Start of Available data

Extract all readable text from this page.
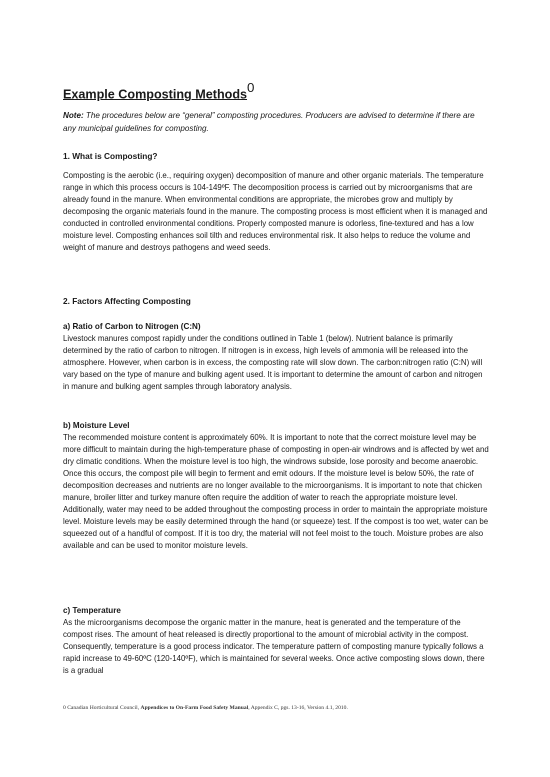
Example Composting Methods$^0$
Note: The procedures below are “general” composting procedures. Producers are advised to determine if there are any municipal guidelines for composting.
1. What is Composting?

Composting is the aerobic (i.e., requiring oxygen) decomposition of manure and other organic materials. The temperature range in which this process occurs is 104-149ºF. The decomposition process is carried out by microorganisms that are already found in the manure. When environmental conditions are appropriate, the microbes grow and multiply by decomposing the organic materials found in the manure. The composting process is most efficient when it is managed and conducted in controlled environmental conditions. Properly composted manure is odorless, fine-textured and has a low moisture level. Composting enhances soil tilth and reduces environmental risk. It also helps to reduce the volume and weight of manure and destroys pathogens and weed seeds.

2. Factors Affecting Composting
a) Ratio of Carbon to Nitrogen (C:N)

Livestock manures compost rapidly under the conditions outlined in Table 1 (below). Nutrient balance is primarily determined by the ratio of carbon to nitrogen. If nitrogen is in excess, high levels of ammonia will be released into the atmosphere. However, when carbon is in excess, the composting rate will slow down. The carbon:nitrogen ratio (C:N) will vary based on the type of manure and bulking agent used. It is important to determine the amount of carbon and nitrogen in manure and bulking agent samples through laboratory analysis.

b) Moisture Level

The recommended moisture content is approximately 60%. It is important to note that the correct moisture level may be more difficult to maintain during the high-temperature phase of composting in open-air windrows and is affected by wet and dry climatic conditions. When the moisture level is too high, the windrows subside, lose porosity and become anaerobic. Once this occurs, the compost pile will begin to ferment and emit odours. If the moisture level is below 50%, the rate of decomposition decreases and nutrients are no longer available to the microorganisms. It is important to note that chicken manure, broiler litter and turkey manure often require the addition of water to reach the appropriate moisture level. Additionally, water may need to be added throughout the composting process in order to maintain the appropriate moisture level. Moisture levels may be easily determined through the hand (or squeeze) test. If the compost is too wet, water can be squeezed out of a handful of compost. If it is too dry, the material will not feel moist to the touch. Moisture probes are also available and can be used to monitor moisture levels.

c) Temperature

As the microorganisms decompose the organic matter in the manure, heat is generated and the temperature of the compost rises. The amount of heat released is directly proportional to the amount of microbial activity in the compost. Consequently, temperature is a good process indicator. The temperature pattern of composting manure typically follows a rapid increase to 49-60ºC (120-140ºF), which is maintained for several weeks. Once active composting slows down, there is a gradual

0 Canadian Horticultural Council, Appendices to On-Farm Food Safety Manual, Appendix C, pgs. 13-16, Version 4.1, 2010.
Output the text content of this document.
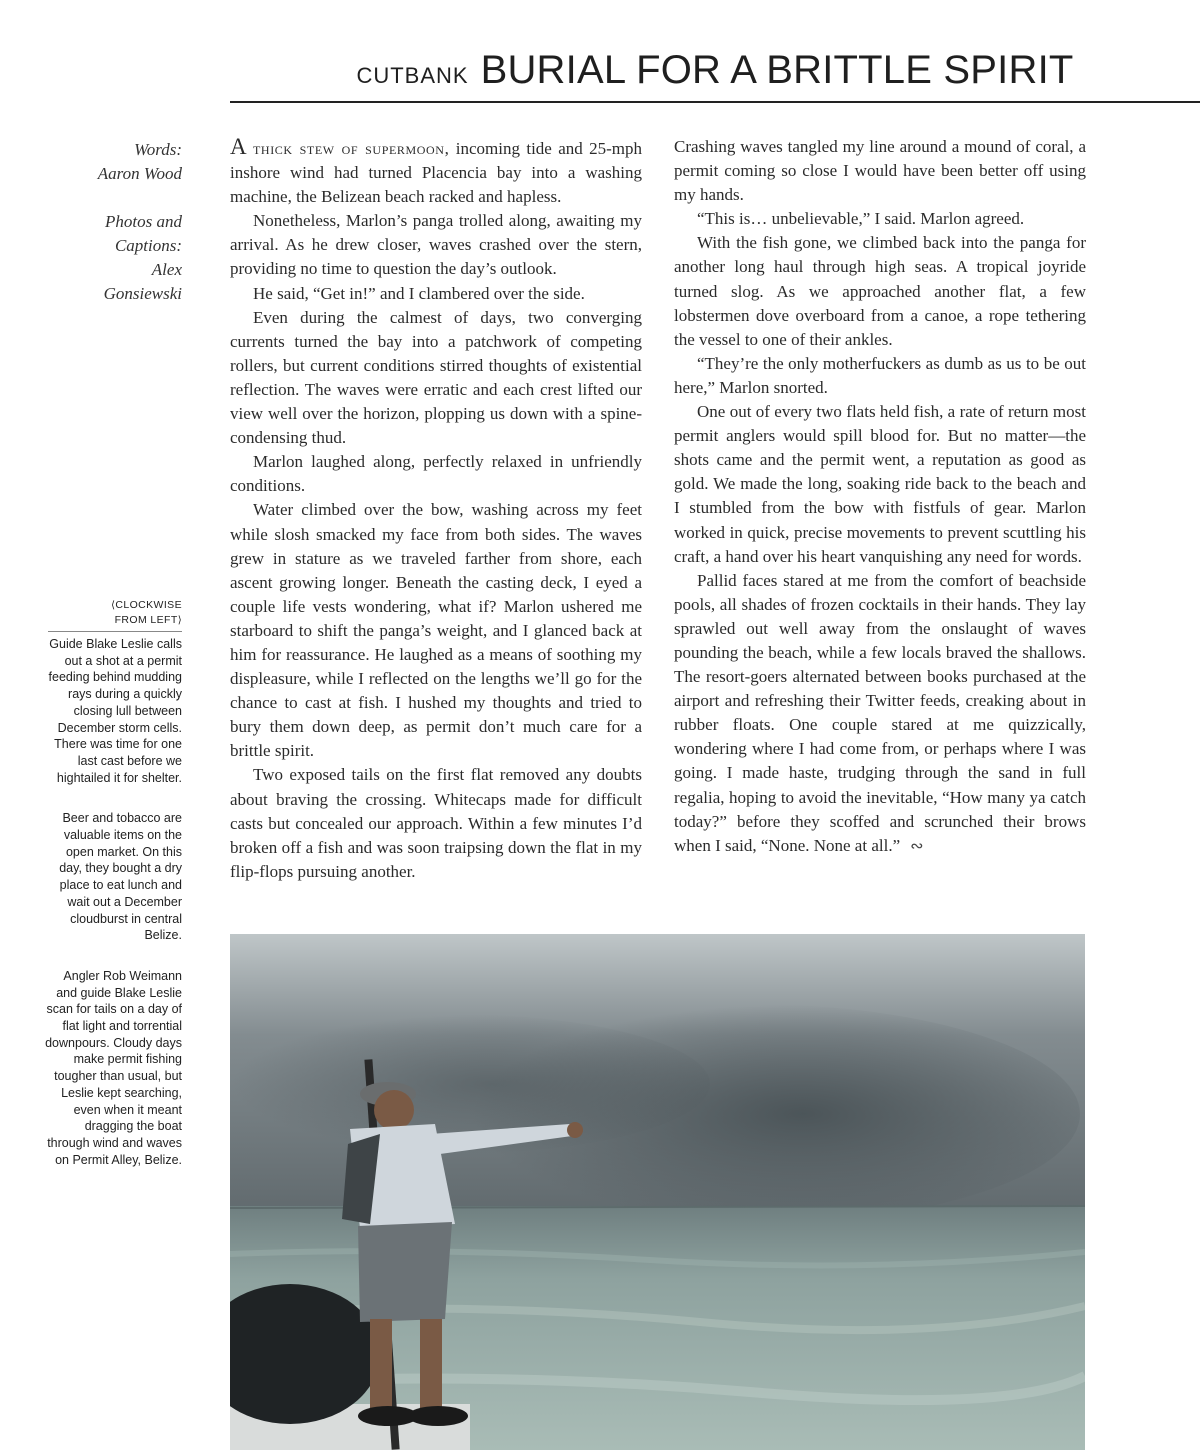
CUTBANK BURIAL FOR A BRITTLE SPIRIT

Words:
Aaron Wood

Photos and
Captions:
Alex
Gonsiewski

⟨CLOCKWISE
FROM LEFT⟩

Guide Blake Leslie calls out a shot at a permit feeding behind mudding rays during a quickly closing lull between December storm cells. There was time for one last cast before we hightailed it for shelter.

Beer and tobacco are valuable items on the open market. On this day, they bought a dry place to eat lunch and wait out a December cloudburst in central Belize.

Angler Rob Weimann and guide Blake Leslie scan for tails on a day of flat light and torrential downpours. Cloudy days make permit fishing tougher than usual, but Leslie kept searching, even when it meant dragging the boat through wind and waves on Permit Alley, Belize.

A thick stew of supermoon, incoming tide and 25-mph inshore wind had turned Placencia bay into a washing machine, the Belizean beach racked and hapless.

Nonetheless, Marlon’s panga trolled along, awaiting my arrival. As he drew closer, waves crashed over the stern, providing no time to question the day’s outlook.

He said, “Get in!” and I clambered over the side.

Even during the calmest of days, two converging currents turned the bay into a patchwork of competing rollers, but current conditions stirred thoughts of existential reflection. The waves were erratic and each crest lifted our view well over the horizon, plopping us down with a spine-condensing thud.

Marlon laughed along, perfectly relaxed in unfriendly conditions.

Water climbed over the bow, washing across my feet while slosh smacked my face from both sides. The waves grew in stature as we traveled farther from shore, each ascent growing longer. Beneath the casting deck, I eyed a couple life vests wondering, what if? Marlon ushered me starboard to shift the panga’s weight, and I glanced back at him for reassurance. He laughed as a means of soothing my displeasure, while I reflected on the lengths we’ll go for the chance to cast at fish. I hushed my thoughts and tried to bury them down deep, as permit don’t much care for a brittle spirit.

Two exposed tails on the first flat removed any doubts about braving the crossing. Whitecaps made for difficult casts but concealed our approach. Within a few minutes I’d broken off a fish and was soon traipsing down the flat in my flip-flops pursuing another.

Crashing waves tangled my line around a mound of coral, a permit coming so close I would have been better off using my hands.

“This is… unbelievable,” I said. Marlon agreed.

With the fish gone, we climbed back into the panga for another long haul through high seas. A tropical joyride turned slog. As we approached another flat, a few lobstermen dove overboard from a canoe, a rope tethering the vessel to one of their ankles.

“They’re the only motherfuckers as dumb as us to be out here,” Marlon snorted.

One out of every two flats held fish, a rate of return most permit anglers would spill blood for. But no matter—the shots came and the permit went, a reputation as good as gold. We made the long, soaking ride back to the beach and I stumbled from the bow with fistfuls of gear. Marlon worked in quick, precise movements to prevent scuttling his craft, a hand over his heart vanquishing any need for words.

Pallid faces stared at me from the comfort of beachside pools, all shades of frozen cocktails in their hands. They lay sprawled out well away from the onslaught of waves pounding the beach, while a few locals braved the shallows. The resort-goers alternated between books purchased at the airport and refreshing their Twitter feeds, creaking about in rubber floats. One couple stared at me quizzically, wondering where I had come from, or perhaps where I was going. I made haste, trudging through the sand in full regalia, hoping to avoid the inevitable, “How many ya catch today?” before they scoffed and scrunched their brows when I said, “None. None at all.” ∾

End of Available data

Repeat the records word for word. Any picture in them should be left out.

▶ [Answer]:
Extract all readable text from this page.
Example Composting Methods$^0$
Note: The procedures below are “general” composting procedures. Producers are advised to determine if there are any municipal guidelines for composting.
1. What is Composting?

Composting is the aerobic (i.e., requiring oxygen) decomposition of manure and other organic materials. The temperature range in which this process occurs is 104-149ºF. The decomposition process is carried out by microorganisms that are already found in the manure. When environmental conditions are appropriate, the microbes grow and multiply by decomposing the organic materials found in the manure. The composting process is most efficient when it is managed and conducted in controlled environmental conditions. Properly composted manure is odorless, fine-textured and has a low moisture level. Composting enhances soil tilth and reduces environmental risk. It also helps to reduce the volume and weight of manure and destroys pathogens and weed seeds.

2. Factors Affecting Composting
a) Ratio of Carbon to Nitrogen (C:N)

Livestock manures compost rapidly under the conditions outlined in Table 1 (below). Nutrient balance is primarily determined by the ratio of carbon to nitrogen. If nitrogen is in excess, high levels of ammonia will be released into the atmosphere. However, when carbon is in excess, the composting rate will slow down. The carbon:nitrogen ratio (C:N) will vary based on the type of manure and bulking agent used. It is important to determine the amount of carbon and nitrogen in manure and bulking agent samples through laboratory analysis.

b) Moisture Level

The recommended moisture content is approximately 60%. It is important to note that the correct moisture level may be more difficult to maintain during the high-temperature phase of composting in open-air windrows and is affected by wet and dry climatic conditions. When the moisture level is too high, the windrows subside, lose porosity and become anaerobic. Once this occurs, the compost pile will begin to ferment and emit odours. If the moisture level is below 50%, the rate of decomposition decreases and nutrients are no longer available to the microorganisms. It is important to note that chicken manure, broiler litter and turkey manure often require the addition of water to reach the appropriate moisture level. Additionally, water may need to be added throughout the composting process in order to maintain the appropriate moisture level. Moisture levels may be easily determined through the hand (or squeeze) test. If the compost is too wet, water can be squeezed out of a handful of compost. If it is too dry, the material will not feel moist to the touch. Moisture probes are also available and can be used to monitor moisture levels.

c) Temperature

As the microorganisms decompose the organic matter in the manure, heat is generated and the temperature of the compost rises. The amount of heat released is directly proportional to the amount of microbial activity in the compost. Consequently, temperature is a good process indicator. The temperature pattern of composting manure typically follows a rapid increase to 49-60ºC (120-140ºF), which is maintained for several weeks. Once active composting slows down, there is a gradual

0 Canadian Horticultural Council, Appendices to On-Farm Food Safety Manual, Appendix C, pgs. 13-16, Version 4.1, 2010.
Output the text content of this document.
CUTBANK BURIAL FOR A BRITTLE SPIRIT

Words:
Aaron Wood

Photos and
Captions:
Alex
Gonsiewski

⟨CLOCKWISE
FROM LEFT⟩

Guide Blake Leslie calls out a shot at a permit feeding behind mudding rays during a quickly closing lull between December storm cells. There was time for one last cast before we hightailed it for shelter.

Beer and tobacco are valuable items on the open market. On this day, they bought a dry place to eat lunch and wait out a December cloudburst in central Belize.

Angler Rob Weimann and guide Blake Leslie scan for tails on a day of flat light and torrential downpours. Cloudy days make permit fishing tougher than usual, but Leslie kept searching, even when it meant dragging the boat through wind and waves on Permit Alley, Belize.

A thick stew of supermoon, incoming tide and 25-mph inshore wind had turned Placencia bay into a washing machine, the Belizean beach racked and hapless.

Nonetheless, Marlon’s panga trolled along, awaiting my arrival. As he drew closer, waves crashed over the stern, providing no time to question the day’s outlook.

He said, “Get in!” and I clambered over the side.

Even during the calmest of days, two converging currents turned the bay into a patchwork of competing rollers, but current conditions stirred thoughts of existential reflection. The waves were erratic and each crest lifted our view well over the horizon, plopping us down with a spine-condensing thud.

Marlon laughed along, perfectly relaxed in unfriendly conditions.

Water climbed over the bow, washing across my feet while slosh smacked my face from both sides. The waves grew in stature as we traveled farther from shore, each ascent growing longer. Beneath the casting deck, I eyed a couple life vests wondering, what if? Marlon ushered me starboard to shift the panga’s weight, and I glanced back at him for reassurance. He laughed as a means of soothing my displeasure, while I reflected on the lengths we’ll go for the chance to cast at fish. I hushed my thoughts and tried to bury them down deep, as permit don’t much care for a brittle spirit.

Two exposed tails on the first flat removed any doubts about braving the crossing. Whitecaps made for difficult casts but concealed our approach. Within a few minutes I’d broken off a fish and was soon traipsing down the flat in my flip-flops pursuing another.

Crashing waves tangled my line around a mound of coral, a permit coming so close I would have been better off using my hands.

“This is… unbelievable,” I said. Marlon agreed.

With the fish gone, we climbed back into the panga for another long haul through high seas. A tropical joyride turned slog. As we approached another flat, a few lobstermen dove overboard from a canoe, a rope tethering the vessel to one of their ankles.

“They’re the only motherfuckers as dumb as us to be out here,” Marlon snorted.

One out of every two flats held fish, a rate of return most permit anglers would spill blood for. But no matter—the shots came and the permit went, a reputation as good as gold. We made the long, soaking ride back to the beach and I stumbled from the bow with fistfuls of gear. Marlon worked in quick, precise movements to prevent scuttling his craft, a hand over his heart vanquishing any need for words.

Pallid faces stared at me from the comfort of beachside pools, all shades of frozen cocktails in their hands. They lay sprawled out well away from the onslaught of waves pounding the beach, while a few locals braved the shallows. The resort-goers alternated between books purchased at the airport and refreshing their Twitter feeds, creaking about in rubber floats. One couple stared at me quizzically, wondering where I had come from, or perhaps where I was going. I made haste, trudging through the sand in full regalia, hoping to avoid the inevitable, “How many ya catch today?” before they scoffed and scrunched their brows when I said, “None. None at all.” ∾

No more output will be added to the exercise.